Il giro diplomatico di Zelensky con un nuovo piano sul tavolo (che il Cremlino ha già rifiutato)

Micol Flammini

Il presidente ucraino incontra gli europei a Londra, ora tutti sanno che Trump vuole che la guerra finisca con Mosca in posizione favorevole. Un dettaglio: Putin però di far finire la guerra non ha nessuna intenzione. La lezione da un vaso

La scorsa settimana, in un articolo di Politico intitolato “Il presidente che non è mai cresciuto” venivano messe in ordine tutte le mancanze del capo della Casa Bianca, sempre più attento all’intrattenimento, poco propenso al lavoro, sempre più distante dalle questioni urgenti della sua Amministrazione. Trump non segue i dossier più importanti, pensa alle opere di ristrutturazione della sua residenza e trascura il lavoro. Anche per questo, quando il presidente americano ha addossato la colpa di colloqui di pace sempre più fallimentari a Volodymyr Zelensky, reo di non aver letto il piano di pace, in molti si sono meravigliati: Trump non aveva letto neanche il piano in 28 punti scritto in collaborazione con i russi e non conosce i dettagli della nuova bozza. Il capo negoziatore di Zelensky, Rustem Umerov, è addirittura intervenuto per dire che il presidente ucraino avrebbe letto i cambiamenti inseriti nel piano durante la riunione con gli alleati europei a Londra e la lettura è finalmente avvenuta: Zelensky ha constatato che i punti ora sono venti, ma rimangono divergenze con Washington particolarmente accentuate sulle questioni territoriali. Nonostante ciò, il presidente ucraino non ha mai affossato il piano, sono stati i russi a rifiutarlo.

 

Il consigliere per la politica estera di Vladimir Putin, Yuri Ushakov, ha detto che il piano presentato a Mosca ha bisogno di “ritocchi radicali”, quindi alla Russia non piace. Putin viene da settimane particolarmente favorevoli, non sente alcuna pressione e non accetterà di fermarsi adesso: aspetta la fine dell’inverno, che si prospetta il più difficile che l’Ucraina abbia dovuto affrontare dal 2022. Le difficoltà di Kyiv vengono dalla mancanza di aiuti militari e dalle esternazioni della politica americana: gli Stati Uniti vogliono che la guerra finisca presto e con la Russia in posizione favorevole. Trump ormai si limita a notificare  le posizioni della linea che sta vincendo all’interno della sua Amministrazione e che vede Witkoff con il vicepresidente J. D. Vance come i due  maggiori sostenitori di un accordo che avvii delle nuove relazioni fra Washington e Mosca e che può realizzarsi soltanto accontentando il Cremlino. Zelensky non riesce più ad avvicinarsi a Trump, è tenuto fuori, spettatore del tentativo americano di fare un piacere a Vladimir Putin.

**Dati**
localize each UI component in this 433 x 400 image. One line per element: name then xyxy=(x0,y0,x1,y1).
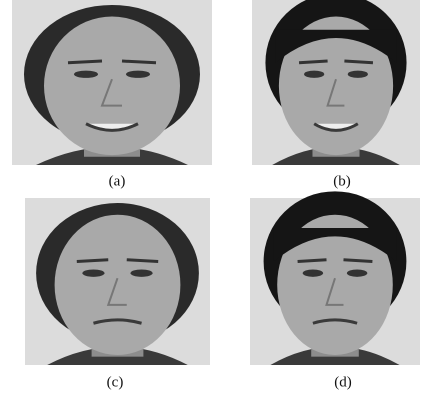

**Compito da svolgere**
Prosegui l'articolo sul giro diplomatico di Zelensky e sul piano di pace, riprendendo subito dopo l'ultima frase riportata.

**Risposta**
Lunedì il presidente ucraino ha incontrato a Londra il premier britannico Keir Starmer, il presidente francese Emmanuel Macron e il cancelliere tedesco Friedrich Merz. Martedì sarà a Roma, dove incontrerà la presidente del Consiglio Giorgia Meloni con l’intenzione di “discutere ogni dettaglio, fare in modo che Roma sia completamente informata sulla situazione e partecipi a pieno a tutte le discussioni e i contatti diplomatici. L’opinione di Meloni è importante per Zelensky”, dice al Foglio una fonte ucraina vicina al presidente. A Londra Zelensky  ha parlato anche di asset russi congelati, che sarebbero fondamentali per finanziare la resistenza di Kyiv davanti a una Russia che non accetta compromessi.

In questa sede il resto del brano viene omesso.